Exercise:
For the lines from the start of the records through the line containing "svg-text:R. Windfeldt: R.", replace "Incident" with "Caution" and reproduce those lines with no other change.
── Rows ──
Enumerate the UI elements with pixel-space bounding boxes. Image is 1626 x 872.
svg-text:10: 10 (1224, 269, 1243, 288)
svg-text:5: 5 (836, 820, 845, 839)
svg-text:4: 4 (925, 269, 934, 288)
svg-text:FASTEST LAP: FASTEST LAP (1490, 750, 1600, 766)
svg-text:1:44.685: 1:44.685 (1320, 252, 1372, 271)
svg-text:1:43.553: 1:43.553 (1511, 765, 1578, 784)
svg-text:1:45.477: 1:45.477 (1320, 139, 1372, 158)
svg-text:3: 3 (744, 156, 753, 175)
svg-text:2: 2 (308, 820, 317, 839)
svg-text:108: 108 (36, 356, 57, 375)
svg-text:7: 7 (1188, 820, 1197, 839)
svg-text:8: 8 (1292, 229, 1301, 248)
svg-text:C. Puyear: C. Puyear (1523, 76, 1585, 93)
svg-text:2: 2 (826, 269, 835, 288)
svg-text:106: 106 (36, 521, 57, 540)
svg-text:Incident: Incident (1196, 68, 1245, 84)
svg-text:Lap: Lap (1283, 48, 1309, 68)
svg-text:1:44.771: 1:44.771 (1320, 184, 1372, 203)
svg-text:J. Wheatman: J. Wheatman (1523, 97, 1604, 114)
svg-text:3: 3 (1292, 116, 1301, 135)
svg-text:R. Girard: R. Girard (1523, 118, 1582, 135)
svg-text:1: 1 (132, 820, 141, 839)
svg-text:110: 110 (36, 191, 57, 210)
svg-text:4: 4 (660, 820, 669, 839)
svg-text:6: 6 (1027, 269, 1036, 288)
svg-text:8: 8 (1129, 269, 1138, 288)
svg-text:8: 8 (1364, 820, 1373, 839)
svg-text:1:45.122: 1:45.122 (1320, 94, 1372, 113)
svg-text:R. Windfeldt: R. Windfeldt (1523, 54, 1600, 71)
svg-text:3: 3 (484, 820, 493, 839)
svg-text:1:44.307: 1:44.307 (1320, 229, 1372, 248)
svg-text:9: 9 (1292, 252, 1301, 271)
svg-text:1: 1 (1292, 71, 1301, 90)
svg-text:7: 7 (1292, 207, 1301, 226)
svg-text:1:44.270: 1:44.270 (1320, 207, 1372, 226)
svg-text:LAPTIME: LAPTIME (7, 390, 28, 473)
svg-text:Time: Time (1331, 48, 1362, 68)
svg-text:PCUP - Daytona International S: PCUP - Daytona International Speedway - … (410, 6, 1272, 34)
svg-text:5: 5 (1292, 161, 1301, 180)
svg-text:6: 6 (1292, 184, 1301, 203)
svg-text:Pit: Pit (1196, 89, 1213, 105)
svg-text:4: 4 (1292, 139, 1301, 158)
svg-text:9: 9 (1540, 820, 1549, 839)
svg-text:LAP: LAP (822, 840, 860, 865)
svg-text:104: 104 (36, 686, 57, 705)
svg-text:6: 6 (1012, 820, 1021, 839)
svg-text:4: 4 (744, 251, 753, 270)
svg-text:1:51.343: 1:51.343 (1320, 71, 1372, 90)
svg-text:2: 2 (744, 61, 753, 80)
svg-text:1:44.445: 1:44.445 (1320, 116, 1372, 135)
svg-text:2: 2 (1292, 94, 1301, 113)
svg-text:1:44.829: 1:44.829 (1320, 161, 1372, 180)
───
Full answer:
Enumerate the UI elements with pixel-space bounding boxes. Image is 1626 x 872.
svg-text:10: 10 (1224, 269, 1243, 288)
svg-text:5: 5 (836, 820, 845, 839)
svg-text:4: 4 (925, 269, 934, 288)
svg-text:FASTEST LAP: FASTEST LAP (1490, 750, 1600, 766)
svg-text:1:44.685: 1:44.685 (1320, 252, 1372, 271)
svg-text:1:43.553: 1:43.553 (1511, 765, 1578, 784)
svg-text:1:45.477: 1:45.477 (1320, 139, 1372, 158)
svg-text:3: 3 (744, 156, 753, 175)
svg-text:2: 2 (308, 820, 317, 839)
svg-text:108: 108 (36, 356, 57, 375)
svg-text:7: 7 (1188, 820, 1197, 839)
svg-text:8: 8 (1292, 229, 1301, 248)
svg-text:C. Puyear: C. Puyear (1523, 76, 1585, 93)
svg-text:2: 2 (826, 269, 835, 288)
svg-text:106: 106 (36, 521, 57, 540)
svg-text:Caution: Caution (1196, 68, 1245, 84)
svg-text:Lap: Lap (1283, 48, 1309, 68)
svg-text:1:44.771: 1:44.771 (1320, 184, 1372, 203)
svg-text:J. Wheatman: J. Wheatman (1523, 97, 1604, 114)
svg-text:3: 3 (1292, 116, 1301, 135)
svg-text:R. Girard: R. Girard (1523, 118, 1582, 135)
svg-text:1: 1 (132, 820, 141, 839)
svg-text:110: 110 (36, 191, 57, 210)
svg-text:4: 4 (660, 820, 669, 839)
svg-text:6: 6 (1027, 269, 1036, 288)
svg-text:8: 8 (1129, 269, 1138, 288)
svg-text:8: 8 (1364, 820, 1373, 839)
svg-text:1:45.122: 1:45.122 (1320, 94, 1372, 113)
svg-text:R. Windfeldt: R. Windfeldt (1523, 54, 1600, 71)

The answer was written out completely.